TEKS YANG DITAMPILKAN:
╔══

Teori strukturasi sendiri menjelaskan konsep tentang individu yang dikatakan sebagai aktor (agency) yang memiliki peran untuk memproduksi dan mereproduksi struktur dalam tatanan sosial yang mapan. Jadi agen mampu untuk merubah dan menghasilkan struktur-struktur baru jika tidak menemukan kepuasan dari struktur yang sudah ada sebelumya. Struktur merupakan seperangkat aturan (rule) dan sumber daya (resource) atau seperangkat hubungan transformasi yang diorganisasikan secara rekursif sebagai sifat-sifat sosial.
    Kehadiran Kombet merupakan sebuah adaptasi tradisi Lenong dalam menghadapi zaman. Kombet hadir dengan inspirasi nilai-nilai tradisi Betawi yang terdapat dalam Lenong. Perpaduan konsep tradisi dan modern tersebut diharapkan menjadi sebuah solusi agar tradisi mampu bertahan dan berkembang di tengah perubahan zaman.

╚══

INSTRUKSI DAN KETENTUAN:
Jawablah pertanyaan berikut berdasarkan teks di atas.
1. Menurut teks, apa yang dapat dilakukan agen jika tidak menemukan kepuasan dari struktur yang sudah ada?
2. Struktur merupakan seperangkat apa?
3. Kehadiran Kombet merupakan adaptasi dari tradisi apa?

BARIS YANG DITAMPILKAN:
╔══

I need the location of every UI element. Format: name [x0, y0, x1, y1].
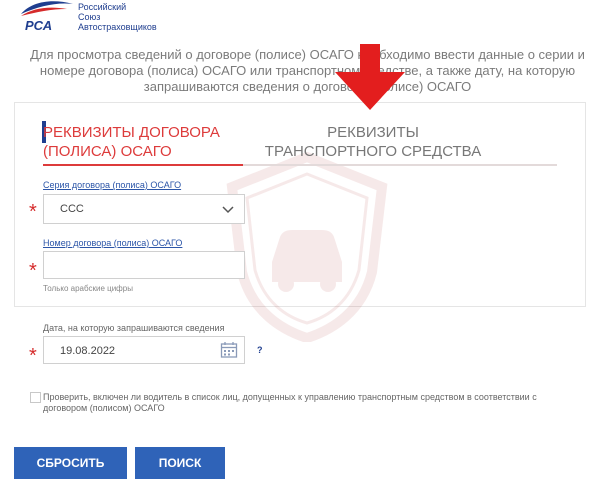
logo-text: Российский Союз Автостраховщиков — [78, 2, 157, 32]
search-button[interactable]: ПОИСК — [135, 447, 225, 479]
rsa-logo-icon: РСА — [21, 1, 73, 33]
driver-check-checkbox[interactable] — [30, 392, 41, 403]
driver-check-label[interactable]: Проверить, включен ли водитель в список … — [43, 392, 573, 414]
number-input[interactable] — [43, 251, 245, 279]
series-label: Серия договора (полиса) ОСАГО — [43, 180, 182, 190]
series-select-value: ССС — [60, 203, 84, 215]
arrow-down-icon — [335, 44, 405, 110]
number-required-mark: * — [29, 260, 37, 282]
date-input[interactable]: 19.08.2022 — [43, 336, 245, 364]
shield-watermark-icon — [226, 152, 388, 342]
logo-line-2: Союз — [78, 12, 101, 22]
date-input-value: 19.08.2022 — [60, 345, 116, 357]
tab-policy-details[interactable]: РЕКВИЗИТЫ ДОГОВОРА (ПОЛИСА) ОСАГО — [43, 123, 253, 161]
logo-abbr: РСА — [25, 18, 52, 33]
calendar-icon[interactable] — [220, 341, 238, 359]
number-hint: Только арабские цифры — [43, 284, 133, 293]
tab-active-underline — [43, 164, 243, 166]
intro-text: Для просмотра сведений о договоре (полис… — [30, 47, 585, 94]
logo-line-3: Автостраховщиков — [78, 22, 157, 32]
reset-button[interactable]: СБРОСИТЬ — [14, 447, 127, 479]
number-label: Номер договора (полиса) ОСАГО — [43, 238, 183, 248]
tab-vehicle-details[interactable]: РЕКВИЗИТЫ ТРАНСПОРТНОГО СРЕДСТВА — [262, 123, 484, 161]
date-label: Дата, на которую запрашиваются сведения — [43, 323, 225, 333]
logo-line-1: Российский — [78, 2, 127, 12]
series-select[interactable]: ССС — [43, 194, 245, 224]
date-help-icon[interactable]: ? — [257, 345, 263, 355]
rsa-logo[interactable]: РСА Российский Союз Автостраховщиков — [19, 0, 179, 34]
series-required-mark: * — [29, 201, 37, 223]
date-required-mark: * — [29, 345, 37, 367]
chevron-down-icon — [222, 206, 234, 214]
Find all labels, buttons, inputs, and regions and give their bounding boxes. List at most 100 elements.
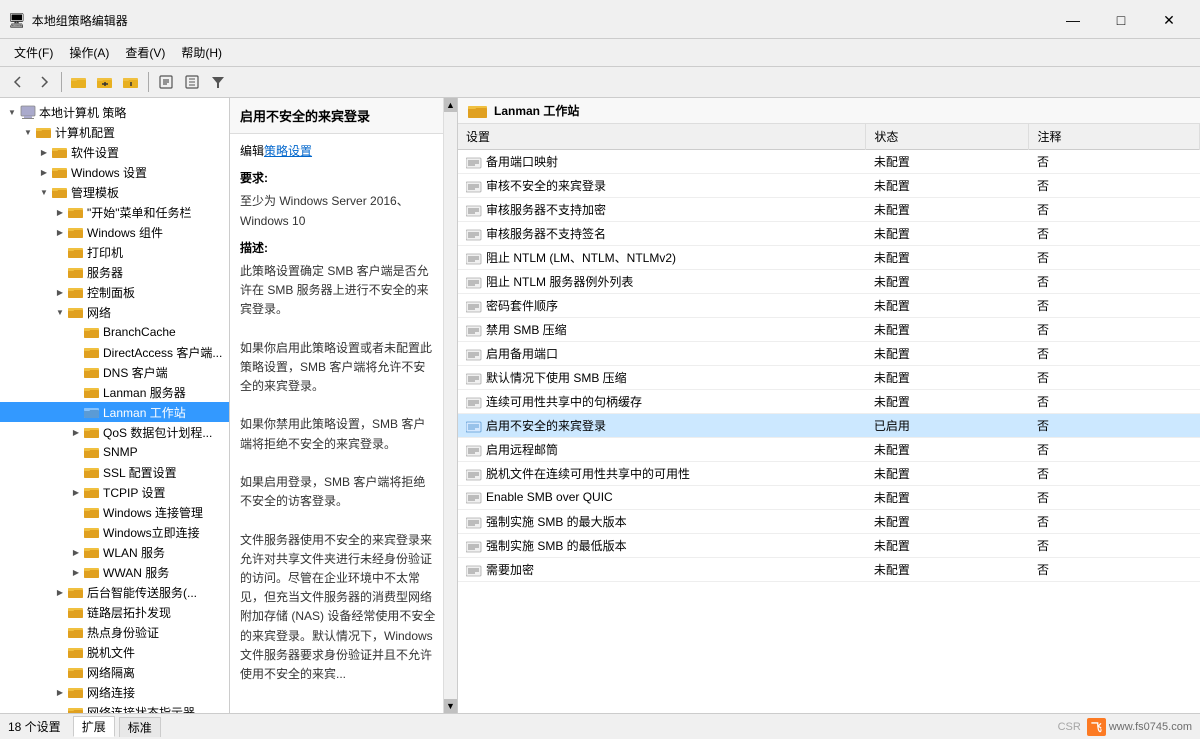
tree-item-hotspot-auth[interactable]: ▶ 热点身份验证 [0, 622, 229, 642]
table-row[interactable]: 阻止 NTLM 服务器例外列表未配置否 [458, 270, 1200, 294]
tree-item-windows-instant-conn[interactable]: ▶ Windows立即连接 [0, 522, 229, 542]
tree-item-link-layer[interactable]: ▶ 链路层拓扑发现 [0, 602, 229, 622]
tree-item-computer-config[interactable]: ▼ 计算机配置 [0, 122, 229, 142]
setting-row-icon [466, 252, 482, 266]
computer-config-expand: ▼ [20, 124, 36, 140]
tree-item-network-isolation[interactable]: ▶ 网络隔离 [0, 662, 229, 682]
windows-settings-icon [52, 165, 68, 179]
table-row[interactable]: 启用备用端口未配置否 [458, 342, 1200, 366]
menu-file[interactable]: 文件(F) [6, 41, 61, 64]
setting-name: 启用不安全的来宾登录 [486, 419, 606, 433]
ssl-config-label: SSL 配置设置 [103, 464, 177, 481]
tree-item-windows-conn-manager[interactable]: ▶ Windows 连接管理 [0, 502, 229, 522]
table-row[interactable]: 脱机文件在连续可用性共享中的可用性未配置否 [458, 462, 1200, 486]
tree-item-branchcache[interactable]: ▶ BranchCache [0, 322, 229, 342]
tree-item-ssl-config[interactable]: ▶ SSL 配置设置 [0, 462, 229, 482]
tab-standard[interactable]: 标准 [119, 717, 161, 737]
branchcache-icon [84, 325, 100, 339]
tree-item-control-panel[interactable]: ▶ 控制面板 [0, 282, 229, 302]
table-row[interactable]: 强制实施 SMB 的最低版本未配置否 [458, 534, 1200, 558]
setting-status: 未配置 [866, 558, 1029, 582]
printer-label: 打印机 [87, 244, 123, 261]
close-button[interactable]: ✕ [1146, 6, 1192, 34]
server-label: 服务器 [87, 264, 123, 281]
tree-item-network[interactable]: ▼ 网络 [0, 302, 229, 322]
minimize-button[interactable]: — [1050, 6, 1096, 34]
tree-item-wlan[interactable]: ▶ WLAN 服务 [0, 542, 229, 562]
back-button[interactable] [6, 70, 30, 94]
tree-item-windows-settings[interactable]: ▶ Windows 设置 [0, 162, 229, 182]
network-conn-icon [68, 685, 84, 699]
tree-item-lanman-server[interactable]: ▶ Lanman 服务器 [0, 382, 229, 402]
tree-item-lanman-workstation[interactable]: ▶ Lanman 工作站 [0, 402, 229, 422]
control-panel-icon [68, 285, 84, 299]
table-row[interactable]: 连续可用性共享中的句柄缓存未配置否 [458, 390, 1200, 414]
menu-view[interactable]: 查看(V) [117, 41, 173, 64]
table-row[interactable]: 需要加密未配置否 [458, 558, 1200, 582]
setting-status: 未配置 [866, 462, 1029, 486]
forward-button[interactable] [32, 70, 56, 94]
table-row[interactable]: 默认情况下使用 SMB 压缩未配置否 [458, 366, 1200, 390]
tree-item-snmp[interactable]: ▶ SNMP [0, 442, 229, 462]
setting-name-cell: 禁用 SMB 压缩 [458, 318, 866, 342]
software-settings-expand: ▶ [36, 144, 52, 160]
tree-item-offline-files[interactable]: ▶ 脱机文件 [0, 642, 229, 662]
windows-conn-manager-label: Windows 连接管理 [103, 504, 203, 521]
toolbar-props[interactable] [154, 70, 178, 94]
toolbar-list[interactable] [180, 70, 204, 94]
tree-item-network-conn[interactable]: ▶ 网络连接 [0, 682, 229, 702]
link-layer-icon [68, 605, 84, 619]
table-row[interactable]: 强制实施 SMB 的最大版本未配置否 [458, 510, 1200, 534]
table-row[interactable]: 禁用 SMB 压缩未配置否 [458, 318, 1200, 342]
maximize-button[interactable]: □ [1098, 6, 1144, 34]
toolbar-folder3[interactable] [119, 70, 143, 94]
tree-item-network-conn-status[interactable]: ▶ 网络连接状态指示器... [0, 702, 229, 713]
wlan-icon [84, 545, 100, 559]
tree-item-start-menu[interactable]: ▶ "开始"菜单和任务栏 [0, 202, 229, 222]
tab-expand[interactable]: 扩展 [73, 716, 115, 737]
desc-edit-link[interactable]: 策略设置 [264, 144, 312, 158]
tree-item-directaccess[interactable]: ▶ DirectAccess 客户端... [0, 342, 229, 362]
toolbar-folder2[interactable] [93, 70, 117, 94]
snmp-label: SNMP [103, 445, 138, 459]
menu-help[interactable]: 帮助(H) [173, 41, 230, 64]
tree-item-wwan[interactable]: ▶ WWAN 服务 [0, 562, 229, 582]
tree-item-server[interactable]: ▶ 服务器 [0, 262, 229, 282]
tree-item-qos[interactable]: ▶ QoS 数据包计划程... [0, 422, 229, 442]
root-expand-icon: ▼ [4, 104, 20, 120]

╚══

JAWABAN LENGKAP:
1. Agen mampu mengubah dan menghasilkan struktur-struktur baru.
2. Struktur merupakan seperangkat aturan (rule) dan sumber daya (resource), atau seperangkat hubungan transformasi yang diorganisasikan secara rekursif sebagai sifat-sifat sosial.
3. Kombet merupakan adaptasi dari tradisi Lenong.